#### Data to use
<<<<

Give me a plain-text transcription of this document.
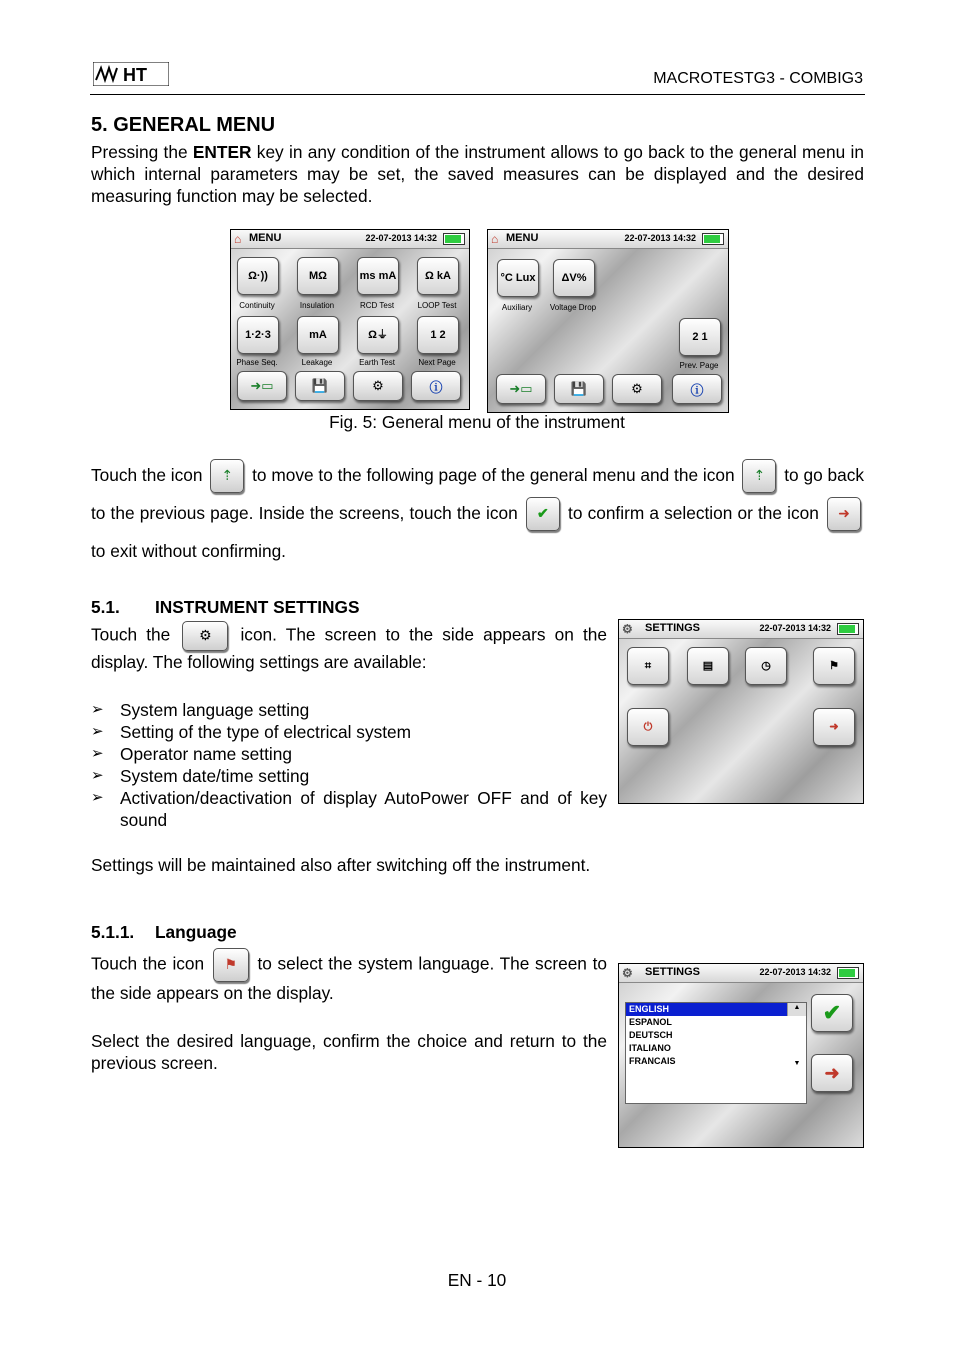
HT	MACROTESTG3 - COMBIG3
5. GENERAL MENU
Pressing the ENTER key in any condition of the instrument allows to go back to the general menu in which internal parameters may be set, the saved measures can be displayed and the desired measuring function may be selected.
⌂ MENU	22-07-2013 14:32
Ω·))
Continuity
MΩ
Insulation
ms mA
RCD Test
Ω kA
LOOP Test
1·2·3
Phase Seq.
mA
Leakage
Ω⏚
Earth Test
1 2
Next Page
➜▭	💾	⚙	ⓘ
⌂ MENU	22-07-2013 14:32
°C Lux
Auxiliary
ΔV%
Voltage Drop
2 1
Prev. Page
➜▭	💾	⚙	ⓘ
Fig. 5: General menu of the instrument
Touch the icon ⇡ to move to the following page of the general menu and the icon ⇡ to go back to the previous page. Inside the screens, touch the icon ✔ to confirm a selection or the icon ➜ to exit without confirming.
5.1. INSTRUMENT SETTINGS
Touch the ⚙ icon. The screen to the side appears on the display. The following settings are available:
➢ System language setting
➢ Setting of the type of electrical system
➢ Operator name setting
➢ System date/time setting
➢ Activation/deactivation of display AutoPower OFF and of key sound
Settings will be maintained also after switching off the instrument.
⚙ SETTINGS	22-07-2013 14:32
⌗	▤	◷	⚑
⏻	➜
5.1.1. Language
Touch the icon ⚑ to select the system language. The screen to the side appears on the display.
Select the desired language, confirm the choice and return to the previous screen.
⚙ SETTINGS	22-07-2013 14:32
ENGLISH
ESPANOL
DEUTSCH
ITALIANO
FRANCAIS
▲

▼
✔
➜
EN - 10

>>>>

#### Task
Transcribe the preceding listing in its entirety and with exact wording, leaving out pictures.

#### Final result
Give me a plain-text transcription of this document.
HT	MACROTESTG3 - COMBIG3
5. GENERAL MENU
Pressing the ENTER key in any condition of the instrument allows to go back to the general menu in which internal parameters may be set, the saved measures can be displayed and the desired measuring function may be selected.
⌂ MENU	22-07-2013 14:32
Ω·))
Continuity
MΩ
Insulation
ms mA
RCD Test
Ω kA
LOOP Test
1·2·3
Phase Seq.
mA
Leakage
Ω⏚
Earth Test
1 2
Next Page
➜▭	💾	⚙	ⓘ
⌂ MENU	22-07-2013 14:32
°C Lux
Auxiliary
ΔV%
Voltage Drop
2 1
Prev. Page
➜▭	💾	⚙	ⓘ
Fig. 5: General menu of the instrument
Touch the icon ⇡ to move to the following page of the general menu and the icon ⇡ to go back to the previous page. Inside the screens, touch the icon ✔ to confirm a selection or the icon ➜ to exit without confirming.
5.1. INSTRUMENT SETTINGS
Touch the ⚙ icon. The screen to the side appears on the display. The following settings are available:
➢ System language setting
➢ Setting of the type of electrical system
➢ Operator name setting
➢ System date/time setting
➢ Activation/deactivation of display AutoPower OFF and of key sound
Settings will be maintained also after switching off the instrument.
⚙ SETTINGS	22-07-2013 14:32
⌗	▤	◷	⚑
⏻	➜
5.1.1. Language
Touch the icon ⚑ to select the system language. The screen to the side appears on the display.
Select the desired language, confirm the choice and return to the previous screen.
⚙ SETTINGS	22-07-2013 14:32
ENGLISH
ESPANOL
DEUTSCH
ITALIANO
FRANCAIS
▲

▼
✔
➜
EN - 10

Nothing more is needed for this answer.